Source data:
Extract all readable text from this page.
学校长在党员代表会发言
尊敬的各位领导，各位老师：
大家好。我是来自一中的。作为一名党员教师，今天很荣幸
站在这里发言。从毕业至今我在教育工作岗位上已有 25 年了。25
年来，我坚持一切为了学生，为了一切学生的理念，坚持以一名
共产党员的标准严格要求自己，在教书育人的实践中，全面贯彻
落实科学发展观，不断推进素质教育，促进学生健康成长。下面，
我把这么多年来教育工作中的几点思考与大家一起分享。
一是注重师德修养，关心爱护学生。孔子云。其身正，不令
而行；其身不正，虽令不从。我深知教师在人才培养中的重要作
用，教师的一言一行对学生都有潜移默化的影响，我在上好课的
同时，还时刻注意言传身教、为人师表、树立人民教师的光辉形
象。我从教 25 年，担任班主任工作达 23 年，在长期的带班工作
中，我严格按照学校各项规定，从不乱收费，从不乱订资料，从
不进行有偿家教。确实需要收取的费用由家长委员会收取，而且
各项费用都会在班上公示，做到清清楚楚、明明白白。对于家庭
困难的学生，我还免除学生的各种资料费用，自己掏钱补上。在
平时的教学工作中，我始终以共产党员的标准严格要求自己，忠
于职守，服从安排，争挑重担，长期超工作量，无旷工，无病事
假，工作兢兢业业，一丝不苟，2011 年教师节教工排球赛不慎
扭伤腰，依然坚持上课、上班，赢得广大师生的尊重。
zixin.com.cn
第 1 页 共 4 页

:: Task prompt ::
Repeat every record exactly as written, please.

:: Task response ::
Extract all readable text from this page.
学校长在党员代表会发言
尊敬的各位领导，各位老师：
大家好。我是来自一中的。作为一名党员教师，今天很荣幸
站在这里发言。从毕业至今我在教育工作岗位上已有 25 年了。25
年来，我坚持一切为了学生，为了一切学生的理念，坚持以一名
共产党员的标准严格要求自己，在教书育人的实践中，全面贯彻
落实科学发展观，不断推进素质教育，促进学生健康成长。下面，
我把这么多年来教育工作中的几点思考与大家一起分享。
一是注重师德修养，关心爱护学生。孔子云。其身正，不令
而行；其身不正，虽令不从。我深知教师在人才培养中的重要作
用，教师的一言一行对学生都有潜移默化的影响，我在上好课的
同时，还时刻注意言传身教、为人师表、树立人民教师的光辉形
象。我从教 25 年，担任班主任工作达 23 年，在长期的带班工作
中，我严格按照学校各项规定，从不乱收费，从不乱订资料，从
不进行有偿家教。确实需要收取的费用由家长委员会收取，而且
各项费用都会在班上公示，做到清清楚楚、明明白白。对于家庭
困难的学生，我还免除学生的各种资料费用，自己掏钱补上。在
平时的教学工作中，我始终以共产党员的标准严格要求自己，忠
于职守，服从安排，争挑重担，长期超工作量，无旷工，无病事
假，工作兢兢业业，一丝不苟，2011 年教师节教工排球赛不慎
扭伤腰，依然坚持上课、上班，赢得广大师生的尊重。
zixin.com.cn
第 1 页 共 4 页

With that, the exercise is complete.